◆ **TASK DESCRIPTION**: Reproduce the stretch of the material from its first line through the line that contains "437, 497, 447)", unchanged and with both ends included.

[Region annotation records]
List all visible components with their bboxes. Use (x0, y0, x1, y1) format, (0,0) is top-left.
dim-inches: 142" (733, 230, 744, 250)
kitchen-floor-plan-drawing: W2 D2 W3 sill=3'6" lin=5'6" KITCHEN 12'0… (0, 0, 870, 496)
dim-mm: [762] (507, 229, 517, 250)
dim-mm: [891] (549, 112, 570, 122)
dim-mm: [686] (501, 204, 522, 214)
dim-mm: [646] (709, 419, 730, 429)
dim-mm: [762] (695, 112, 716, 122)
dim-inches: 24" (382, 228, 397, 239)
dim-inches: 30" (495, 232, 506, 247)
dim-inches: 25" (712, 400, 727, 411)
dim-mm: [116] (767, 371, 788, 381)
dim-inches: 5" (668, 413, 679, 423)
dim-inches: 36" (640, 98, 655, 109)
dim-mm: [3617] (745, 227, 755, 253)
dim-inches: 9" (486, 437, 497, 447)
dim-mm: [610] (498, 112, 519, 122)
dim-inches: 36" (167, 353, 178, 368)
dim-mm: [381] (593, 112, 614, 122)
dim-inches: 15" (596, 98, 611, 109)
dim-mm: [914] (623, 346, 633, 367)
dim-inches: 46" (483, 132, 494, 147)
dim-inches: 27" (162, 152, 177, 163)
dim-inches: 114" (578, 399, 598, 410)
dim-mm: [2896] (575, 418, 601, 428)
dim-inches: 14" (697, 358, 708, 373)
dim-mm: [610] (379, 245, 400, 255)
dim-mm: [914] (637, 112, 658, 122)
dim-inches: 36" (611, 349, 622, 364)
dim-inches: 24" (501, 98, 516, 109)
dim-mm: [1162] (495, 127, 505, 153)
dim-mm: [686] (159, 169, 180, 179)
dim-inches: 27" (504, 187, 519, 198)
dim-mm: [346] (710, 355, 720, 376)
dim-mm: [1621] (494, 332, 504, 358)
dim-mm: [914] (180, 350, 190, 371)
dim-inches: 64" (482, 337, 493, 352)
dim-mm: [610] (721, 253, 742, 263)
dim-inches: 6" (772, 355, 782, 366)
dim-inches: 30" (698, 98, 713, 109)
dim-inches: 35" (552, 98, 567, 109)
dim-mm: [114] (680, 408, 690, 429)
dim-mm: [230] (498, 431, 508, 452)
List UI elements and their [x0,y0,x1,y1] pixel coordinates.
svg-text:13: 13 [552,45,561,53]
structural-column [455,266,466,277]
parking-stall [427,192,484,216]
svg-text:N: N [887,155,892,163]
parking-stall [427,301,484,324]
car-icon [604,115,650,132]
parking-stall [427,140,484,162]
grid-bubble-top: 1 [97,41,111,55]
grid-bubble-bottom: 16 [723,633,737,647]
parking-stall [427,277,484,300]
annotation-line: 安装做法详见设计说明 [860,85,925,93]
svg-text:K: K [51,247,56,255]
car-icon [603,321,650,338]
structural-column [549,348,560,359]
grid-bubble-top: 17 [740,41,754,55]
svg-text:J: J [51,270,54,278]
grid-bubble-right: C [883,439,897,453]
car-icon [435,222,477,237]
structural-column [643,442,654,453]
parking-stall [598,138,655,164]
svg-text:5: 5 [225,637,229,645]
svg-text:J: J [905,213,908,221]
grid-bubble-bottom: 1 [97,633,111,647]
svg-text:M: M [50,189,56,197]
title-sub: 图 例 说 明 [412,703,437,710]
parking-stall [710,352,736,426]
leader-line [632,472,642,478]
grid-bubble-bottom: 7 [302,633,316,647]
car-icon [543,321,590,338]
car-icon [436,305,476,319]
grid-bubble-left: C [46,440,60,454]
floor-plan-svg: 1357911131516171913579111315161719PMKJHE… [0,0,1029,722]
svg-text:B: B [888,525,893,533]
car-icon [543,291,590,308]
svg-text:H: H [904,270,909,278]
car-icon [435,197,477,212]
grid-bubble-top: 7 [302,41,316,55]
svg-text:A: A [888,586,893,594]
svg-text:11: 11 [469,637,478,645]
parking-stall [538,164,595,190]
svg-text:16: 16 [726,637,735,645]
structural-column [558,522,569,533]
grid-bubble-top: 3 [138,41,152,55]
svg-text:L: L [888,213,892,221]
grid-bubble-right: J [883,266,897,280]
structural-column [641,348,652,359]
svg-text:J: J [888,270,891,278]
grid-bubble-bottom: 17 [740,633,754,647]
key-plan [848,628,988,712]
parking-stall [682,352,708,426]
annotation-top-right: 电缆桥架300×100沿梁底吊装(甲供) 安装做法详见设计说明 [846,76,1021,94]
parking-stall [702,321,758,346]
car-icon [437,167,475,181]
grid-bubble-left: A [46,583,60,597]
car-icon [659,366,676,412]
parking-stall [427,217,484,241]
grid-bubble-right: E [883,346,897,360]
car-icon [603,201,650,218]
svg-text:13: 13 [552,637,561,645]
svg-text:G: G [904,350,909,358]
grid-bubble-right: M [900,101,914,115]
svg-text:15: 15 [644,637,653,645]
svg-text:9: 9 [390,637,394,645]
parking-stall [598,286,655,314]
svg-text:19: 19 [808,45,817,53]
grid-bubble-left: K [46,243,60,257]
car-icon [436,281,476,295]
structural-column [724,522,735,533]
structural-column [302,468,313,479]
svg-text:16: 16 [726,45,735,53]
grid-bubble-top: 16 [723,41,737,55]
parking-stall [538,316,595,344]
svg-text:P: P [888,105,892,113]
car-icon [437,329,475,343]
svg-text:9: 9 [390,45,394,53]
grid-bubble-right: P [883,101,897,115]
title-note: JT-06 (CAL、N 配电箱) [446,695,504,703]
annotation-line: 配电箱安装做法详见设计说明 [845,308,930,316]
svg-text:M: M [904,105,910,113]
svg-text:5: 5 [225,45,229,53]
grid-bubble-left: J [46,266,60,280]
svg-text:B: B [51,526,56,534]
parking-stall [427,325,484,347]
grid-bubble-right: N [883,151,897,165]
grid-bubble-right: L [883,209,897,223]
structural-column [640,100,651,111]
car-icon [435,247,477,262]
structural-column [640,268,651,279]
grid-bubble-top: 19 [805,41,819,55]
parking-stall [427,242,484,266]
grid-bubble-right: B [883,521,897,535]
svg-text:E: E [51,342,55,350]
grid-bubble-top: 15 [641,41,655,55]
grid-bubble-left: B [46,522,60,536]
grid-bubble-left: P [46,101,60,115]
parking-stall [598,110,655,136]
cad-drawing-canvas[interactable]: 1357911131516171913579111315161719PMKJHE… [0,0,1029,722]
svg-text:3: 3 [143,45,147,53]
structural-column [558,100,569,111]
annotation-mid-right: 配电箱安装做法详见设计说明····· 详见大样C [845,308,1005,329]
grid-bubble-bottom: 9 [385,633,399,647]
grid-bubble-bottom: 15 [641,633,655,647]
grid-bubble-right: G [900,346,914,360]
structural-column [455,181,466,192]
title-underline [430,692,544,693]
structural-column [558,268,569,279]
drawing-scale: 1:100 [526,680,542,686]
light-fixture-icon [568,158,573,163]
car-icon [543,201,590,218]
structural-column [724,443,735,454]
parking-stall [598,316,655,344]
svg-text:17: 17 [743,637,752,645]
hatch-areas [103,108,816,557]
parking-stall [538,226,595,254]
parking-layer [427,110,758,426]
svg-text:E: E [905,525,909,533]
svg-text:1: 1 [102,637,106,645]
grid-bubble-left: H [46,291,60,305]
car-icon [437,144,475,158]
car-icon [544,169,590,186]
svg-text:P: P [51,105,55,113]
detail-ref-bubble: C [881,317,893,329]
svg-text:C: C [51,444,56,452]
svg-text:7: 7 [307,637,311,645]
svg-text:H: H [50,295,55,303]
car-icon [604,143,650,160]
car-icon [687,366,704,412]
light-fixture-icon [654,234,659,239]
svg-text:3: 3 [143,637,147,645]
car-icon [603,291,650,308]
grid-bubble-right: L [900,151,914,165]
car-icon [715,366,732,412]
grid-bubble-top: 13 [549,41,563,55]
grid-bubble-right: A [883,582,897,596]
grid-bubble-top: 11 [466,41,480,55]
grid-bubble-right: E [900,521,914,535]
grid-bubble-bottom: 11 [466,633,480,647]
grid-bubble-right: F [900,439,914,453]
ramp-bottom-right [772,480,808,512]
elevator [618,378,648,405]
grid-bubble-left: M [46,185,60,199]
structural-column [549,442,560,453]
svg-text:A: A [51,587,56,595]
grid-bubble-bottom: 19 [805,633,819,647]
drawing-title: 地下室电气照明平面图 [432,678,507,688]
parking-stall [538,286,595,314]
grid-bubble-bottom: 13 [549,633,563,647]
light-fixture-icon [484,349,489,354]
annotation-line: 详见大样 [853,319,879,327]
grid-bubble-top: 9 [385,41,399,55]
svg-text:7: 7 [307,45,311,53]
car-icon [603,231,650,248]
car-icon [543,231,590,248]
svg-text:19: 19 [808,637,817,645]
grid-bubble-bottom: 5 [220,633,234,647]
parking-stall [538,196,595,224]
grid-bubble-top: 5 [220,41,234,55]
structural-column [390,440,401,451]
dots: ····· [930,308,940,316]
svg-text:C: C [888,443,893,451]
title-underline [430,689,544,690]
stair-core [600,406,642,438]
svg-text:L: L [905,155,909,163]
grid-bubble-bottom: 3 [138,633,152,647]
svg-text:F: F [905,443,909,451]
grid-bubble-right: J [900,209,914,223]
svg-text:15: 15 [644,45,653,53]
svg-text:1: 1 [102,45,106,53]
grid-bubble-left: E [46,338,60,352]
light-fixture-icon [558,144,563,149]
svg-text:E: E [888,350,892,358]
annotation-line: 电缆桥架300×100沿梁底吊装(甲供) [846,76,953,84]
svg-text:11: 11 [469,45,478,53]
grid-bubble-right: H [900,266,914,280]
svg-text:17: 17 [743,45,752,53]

◆ **SOLUTION TO THIS TASK**:
List all visible components with their bboxes. Use (x0, y0, x1, y1) format, (0,0) is top-left.
dim-inches: 142" (733, 230, 744, 250)
kitchen-floor-plan-drawing: W2 D2 W3 sill=3'6" lin=5'6" KITCHEN 12'0… (0, 0, 870, 496)
dim-mm: [762] (507, 229, 517, 250)
dim-mm: [891] (549, 112, 570, 122)
dim-mm: [686] (501, 204, 522, 214)
dim-mm: [646] (709, 419, 730, 429)
dim-mm: [762] (695, 112, 716, 122)
dim-inches: 24" (382, 228, 397, 239)
dim-inches: 30" (495, 232, 506, 247)
dim-inches: 25" (712, 400, 727, 411)
dim-mm: [116] (767, 371, 788, 381)
dim-inches: 5" (668, 413, 679, 423)
dim-inches: 36" (640, 98, 655, 109)
dim-mm: [3617] (745, 227, 755, 253)
dim-inches: 9" (486, 437, 497, 447)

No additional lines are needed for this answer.